GIVEN EXERCISE:
Take every line from the material that has the word "insgesamt" in it.

---------- DATA FOR THIS EXERCISE ----------

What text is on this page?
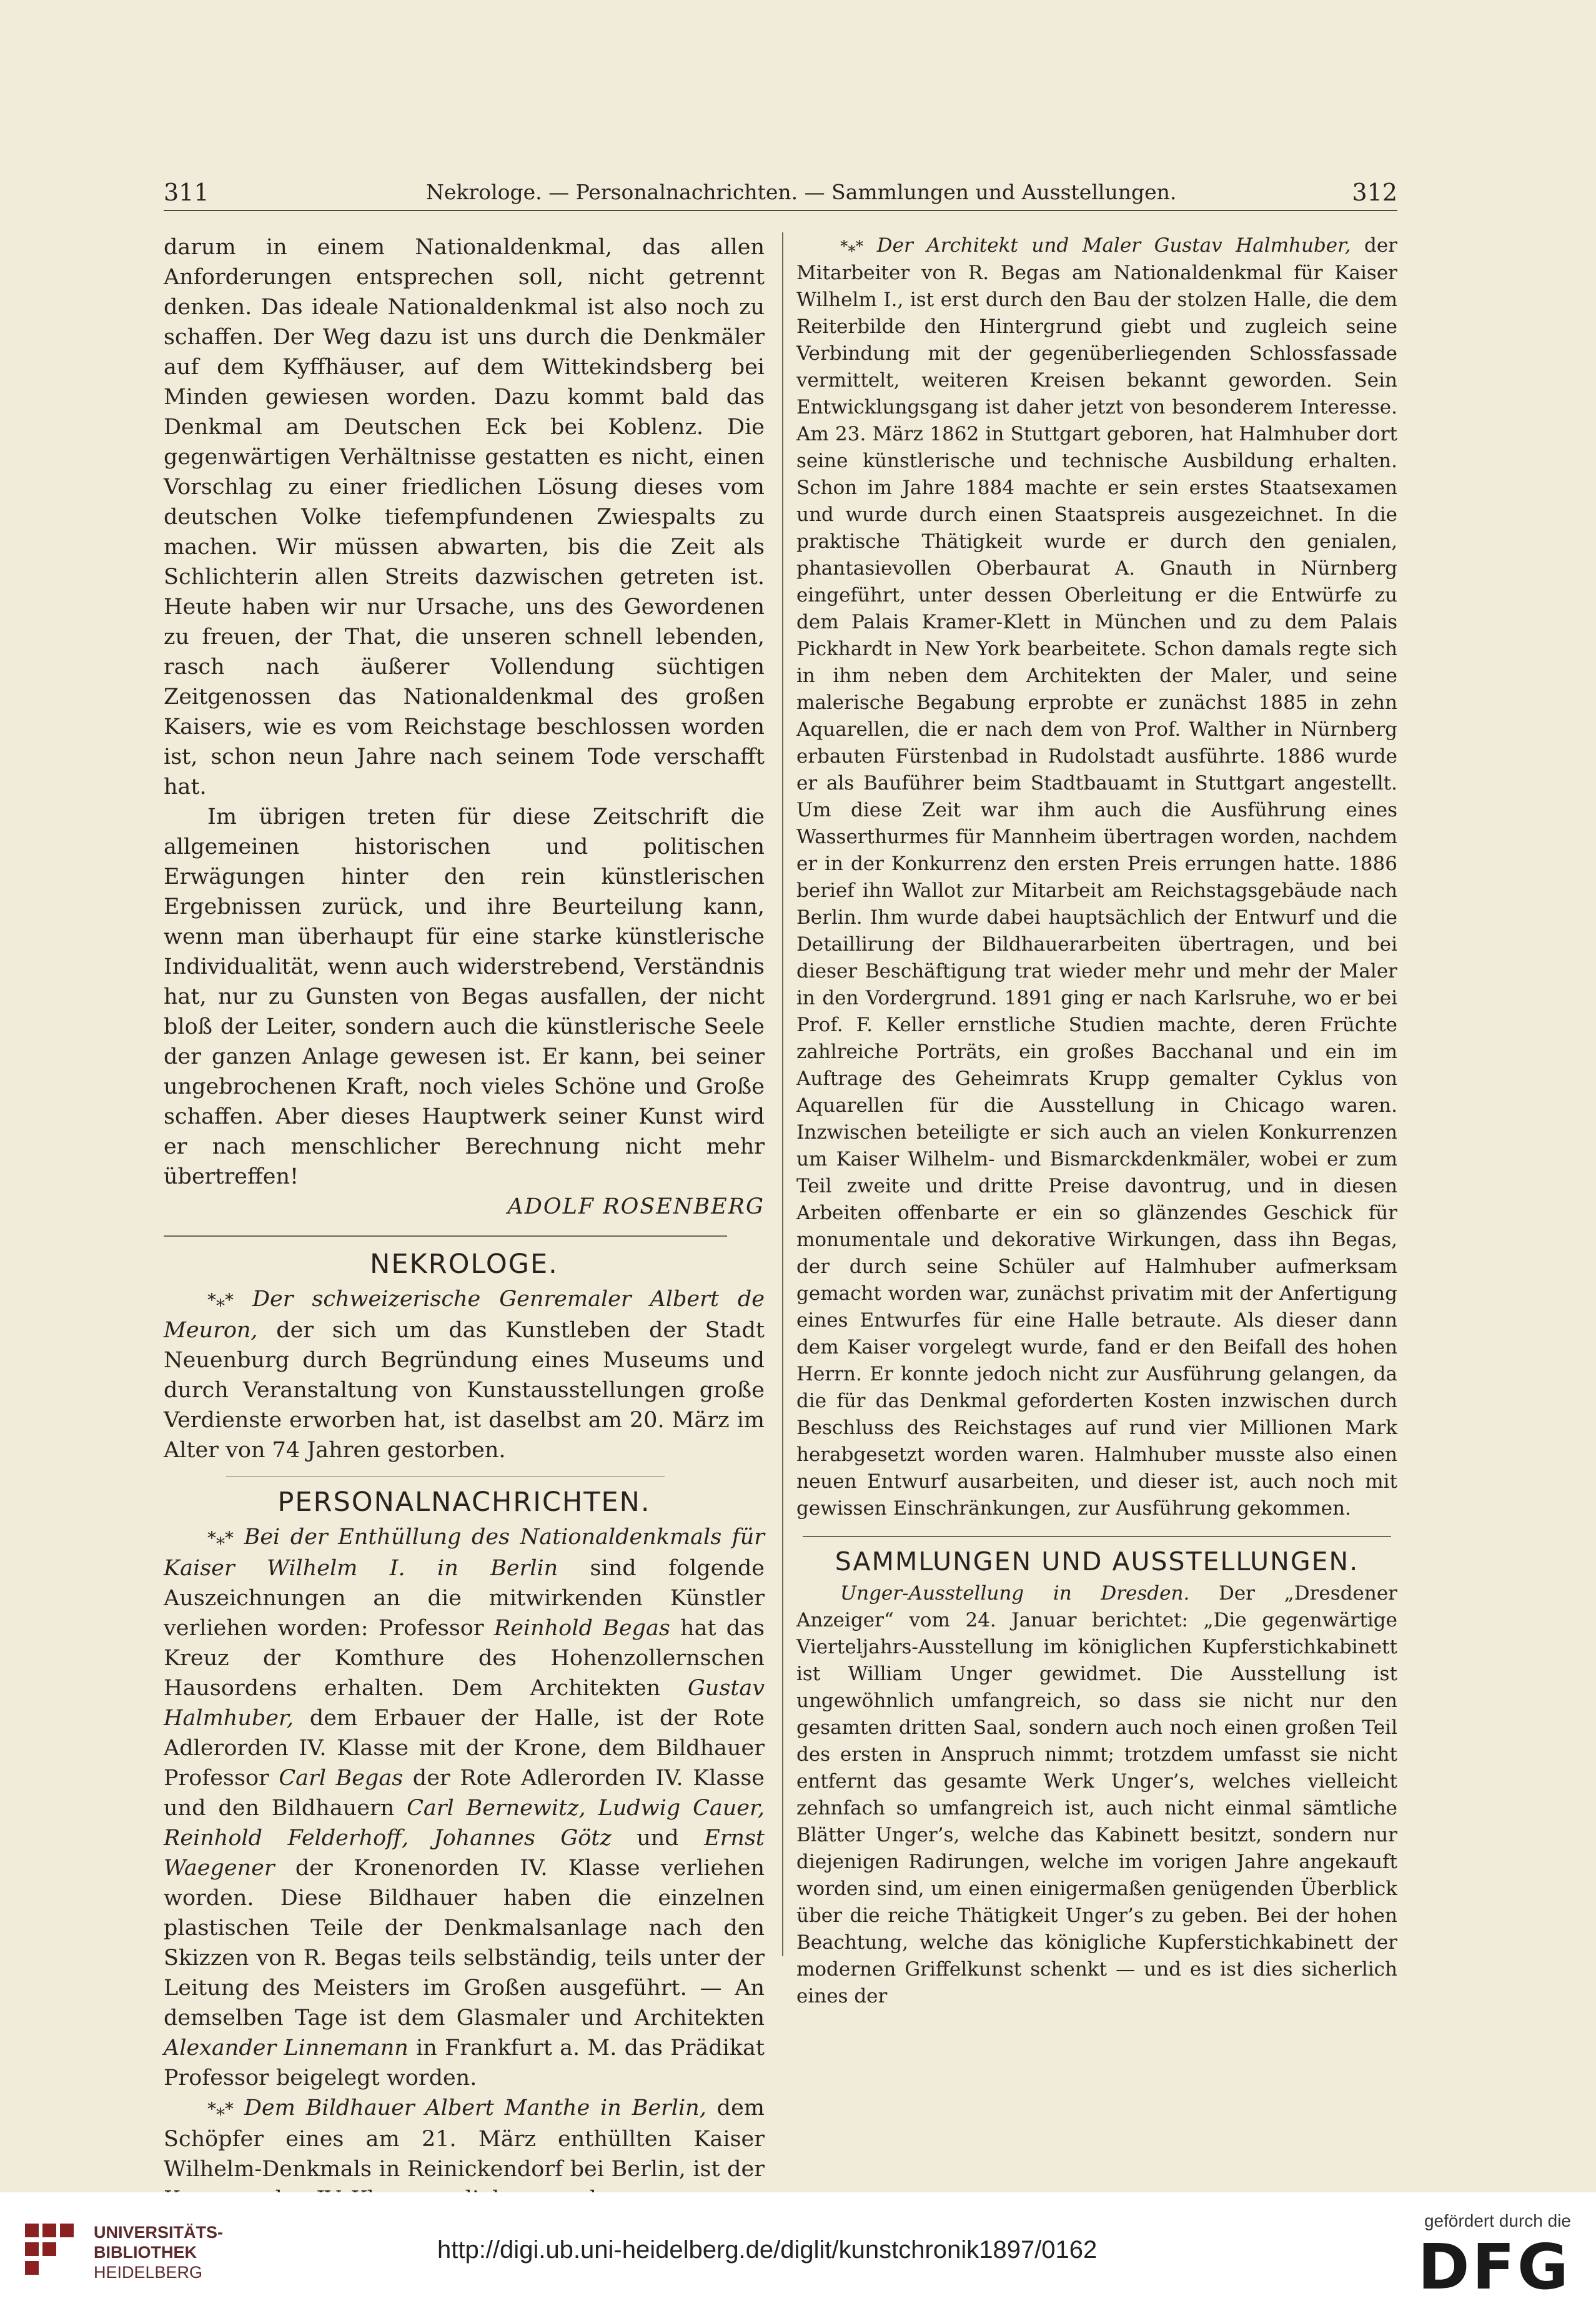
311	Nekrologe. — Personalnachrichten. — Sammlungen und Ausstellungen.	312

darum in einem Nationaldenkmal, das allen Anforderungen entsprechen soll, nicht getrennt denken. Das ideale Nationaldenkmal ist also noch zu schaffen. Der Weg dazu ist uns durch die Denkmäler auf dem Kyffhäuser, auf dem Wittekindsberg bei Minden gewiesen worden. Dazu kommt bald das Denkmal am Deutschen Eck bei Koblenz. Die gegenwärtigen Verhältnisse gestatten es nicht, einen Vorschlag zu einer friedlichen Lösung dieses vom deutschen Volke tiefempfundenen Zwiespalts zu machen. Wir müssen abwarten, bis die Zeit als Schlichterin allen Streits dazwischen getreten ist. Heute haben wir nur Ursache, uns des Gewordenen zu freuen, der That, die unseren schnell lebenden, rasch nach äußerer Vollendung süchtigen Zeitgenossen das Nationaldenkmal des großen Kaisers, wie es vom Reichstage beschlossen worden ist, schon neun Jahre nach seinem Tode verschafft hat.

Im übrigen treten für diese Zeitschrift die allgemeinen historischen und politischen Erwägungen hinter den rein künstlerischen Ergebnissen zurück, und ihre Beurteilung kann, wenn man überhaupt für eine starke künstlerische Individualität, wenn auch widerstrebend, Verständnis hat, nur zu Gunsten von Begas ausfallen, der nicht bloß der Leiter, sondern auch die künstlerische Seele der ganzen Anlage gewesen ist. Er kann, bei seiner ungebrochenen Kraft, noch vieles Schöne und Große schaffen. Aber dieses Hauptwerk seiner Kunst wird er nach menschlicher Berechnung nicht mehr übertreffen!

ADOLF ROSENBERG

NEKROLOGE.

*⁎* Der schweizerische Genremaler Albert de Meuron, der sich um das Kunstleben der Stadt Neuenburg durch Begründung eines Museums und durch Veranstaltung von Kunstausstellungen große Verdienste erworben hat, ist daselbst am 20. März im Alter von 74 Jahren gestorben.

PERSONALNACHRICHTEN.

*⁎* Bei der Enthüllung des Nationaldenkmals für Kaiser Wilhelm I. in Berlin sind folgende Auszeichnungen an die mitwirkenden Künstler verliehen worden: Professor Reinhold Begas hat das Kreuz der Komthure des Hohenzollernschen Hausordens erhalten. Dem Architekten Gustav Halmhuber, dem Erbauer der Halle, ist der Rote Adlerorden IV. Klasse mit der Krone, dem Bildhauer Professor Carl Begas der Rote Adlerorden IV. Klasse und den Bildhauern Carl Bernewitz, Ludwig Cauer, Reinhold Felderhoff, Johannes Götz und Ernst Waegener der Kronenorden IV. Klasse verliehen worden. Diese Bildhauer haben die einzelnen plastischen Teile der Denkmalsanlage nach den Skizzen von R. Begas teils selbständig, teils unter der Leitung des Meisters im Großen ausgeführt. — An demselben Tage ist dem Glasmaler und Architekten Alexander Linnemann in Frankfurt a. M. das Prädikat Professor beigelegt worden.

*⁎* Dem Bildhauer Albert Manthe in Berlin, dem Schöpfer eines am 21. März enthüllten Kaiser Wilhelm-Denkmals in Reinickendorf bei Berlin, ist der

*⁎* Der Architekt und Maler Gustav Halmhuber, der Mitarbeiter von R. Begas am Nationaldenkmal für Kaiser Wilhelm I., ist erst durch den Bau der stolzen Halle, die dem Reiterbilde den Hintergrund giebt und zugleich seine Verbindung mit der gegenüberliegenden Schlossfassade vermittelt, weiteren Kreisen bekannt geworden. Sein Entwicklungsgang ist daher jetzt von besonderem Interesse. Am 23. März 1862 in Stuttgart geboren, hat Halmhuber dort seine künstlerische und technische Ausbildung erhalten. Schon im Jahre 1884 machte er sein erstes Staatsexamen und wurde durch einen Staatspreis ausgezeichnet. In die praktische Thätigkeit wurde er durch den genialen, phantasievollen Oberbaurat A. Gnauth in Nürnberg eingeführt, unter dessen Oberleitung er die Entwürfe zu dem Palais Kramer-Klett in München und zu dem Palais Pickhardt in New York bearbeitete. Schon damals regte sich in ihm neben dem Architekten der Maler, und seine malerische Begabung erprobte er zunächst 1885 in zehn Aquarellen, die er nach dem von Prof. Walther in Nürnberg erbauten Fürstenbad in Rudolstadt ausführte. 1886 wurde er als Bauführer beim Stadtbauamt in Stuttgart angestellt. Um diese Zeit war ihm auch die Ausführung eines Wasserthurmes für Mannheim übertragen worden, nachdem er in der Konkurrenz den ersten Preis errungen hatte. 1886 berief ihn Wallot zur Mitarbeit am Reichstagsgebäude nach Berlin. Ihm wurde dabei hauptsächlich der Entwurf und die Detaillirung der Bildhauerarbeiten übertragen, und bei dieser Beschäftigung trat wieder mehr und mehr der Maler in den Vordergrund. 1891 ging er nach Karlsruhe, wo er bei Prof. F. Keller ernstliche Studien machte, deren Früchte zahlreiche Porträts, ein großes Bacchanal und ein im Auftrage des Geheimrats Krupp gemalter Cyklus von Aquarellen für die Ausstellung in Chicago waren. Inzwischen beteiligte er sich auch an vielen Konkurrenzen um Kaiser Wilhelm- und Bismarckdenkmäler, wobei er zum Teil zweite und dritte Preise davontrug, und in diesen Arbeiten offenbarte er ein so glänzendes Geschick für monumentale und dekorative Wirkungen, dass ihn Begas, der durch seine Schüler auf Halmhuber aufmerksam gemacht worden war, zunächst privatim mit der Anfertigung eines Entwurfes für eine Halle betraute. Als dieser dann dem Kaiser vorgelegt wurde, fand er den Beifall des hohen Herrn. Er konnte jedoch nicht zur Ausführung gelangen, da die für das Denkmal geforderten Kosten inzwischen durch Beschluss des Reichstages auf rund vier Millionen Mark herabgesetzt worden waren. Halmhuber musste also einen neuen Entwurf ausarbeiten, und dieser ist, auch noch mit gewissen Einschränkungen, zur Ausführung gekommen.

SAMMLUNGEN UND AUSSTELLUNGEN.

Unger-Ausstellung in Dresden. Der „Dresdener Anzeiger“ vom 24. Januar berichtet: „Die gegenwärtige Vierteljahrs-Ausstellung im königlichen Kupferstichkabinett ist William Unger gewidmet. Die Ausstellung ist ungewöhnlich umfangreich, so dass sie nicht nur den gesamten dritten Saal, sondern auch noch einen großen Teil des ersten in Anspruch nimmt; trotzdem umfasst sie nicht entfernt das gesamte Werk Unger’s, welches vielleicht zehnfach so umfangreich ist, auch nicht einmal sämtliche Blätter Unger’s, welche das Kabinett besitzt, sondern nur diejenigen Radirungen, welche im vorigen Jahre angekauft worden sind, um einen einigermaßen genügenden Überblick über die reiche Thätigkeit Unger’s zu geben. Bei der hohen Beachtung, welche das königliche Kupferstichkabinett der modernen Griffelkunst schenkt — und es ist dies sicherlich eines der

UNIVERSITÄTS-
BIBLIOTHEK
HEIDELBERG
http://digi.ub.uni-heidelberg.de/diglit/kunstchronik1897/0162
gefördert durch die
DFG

----------
---------- DATA FOR THIS EXERCISE ----------

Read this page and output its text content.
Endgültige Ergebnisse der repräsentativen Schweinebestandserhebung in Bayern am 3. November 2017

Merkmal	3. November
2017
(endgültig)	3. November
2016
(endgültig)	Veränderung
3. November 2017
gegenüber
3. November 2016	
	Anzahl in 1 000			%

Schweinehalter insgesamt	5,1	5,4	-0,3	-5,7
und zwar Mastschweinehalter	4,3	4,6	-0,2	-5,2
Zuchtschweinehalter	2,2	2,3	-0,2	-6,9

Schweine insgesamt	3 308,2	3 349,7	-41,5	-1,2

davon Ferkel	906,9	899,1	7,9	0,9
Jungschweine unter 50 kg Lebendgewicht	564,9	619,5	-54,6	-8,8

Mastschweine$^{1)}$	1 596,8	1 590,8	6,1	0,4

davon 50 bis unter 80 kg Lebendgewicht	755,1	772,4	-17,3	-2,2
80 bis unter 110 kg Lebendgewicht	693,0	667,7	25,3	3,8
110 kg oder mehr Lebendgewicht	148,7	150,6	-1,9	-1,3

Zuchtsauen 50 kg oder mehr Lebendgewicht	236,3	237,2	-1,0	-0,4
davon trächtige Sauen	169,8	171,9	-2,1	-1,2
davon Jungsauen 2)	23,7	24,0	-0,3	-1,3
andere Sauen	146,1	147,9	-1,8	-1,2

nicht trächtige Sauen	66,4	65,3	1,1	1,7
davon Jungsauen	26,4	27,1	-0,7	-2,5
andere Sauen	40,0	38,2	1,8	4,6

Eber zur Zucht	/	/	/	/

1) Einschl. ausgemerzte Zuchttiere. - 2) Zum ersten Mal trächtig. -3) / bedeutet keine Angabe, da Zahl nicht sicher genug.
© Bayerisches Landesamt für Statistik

----------

THE ANSWER:
Schweinehalter insgesamt	5,1	5,4	-0,3	-5,7
Schweine insgesamt	3 308,2	3 349,7	-41,5	-1,2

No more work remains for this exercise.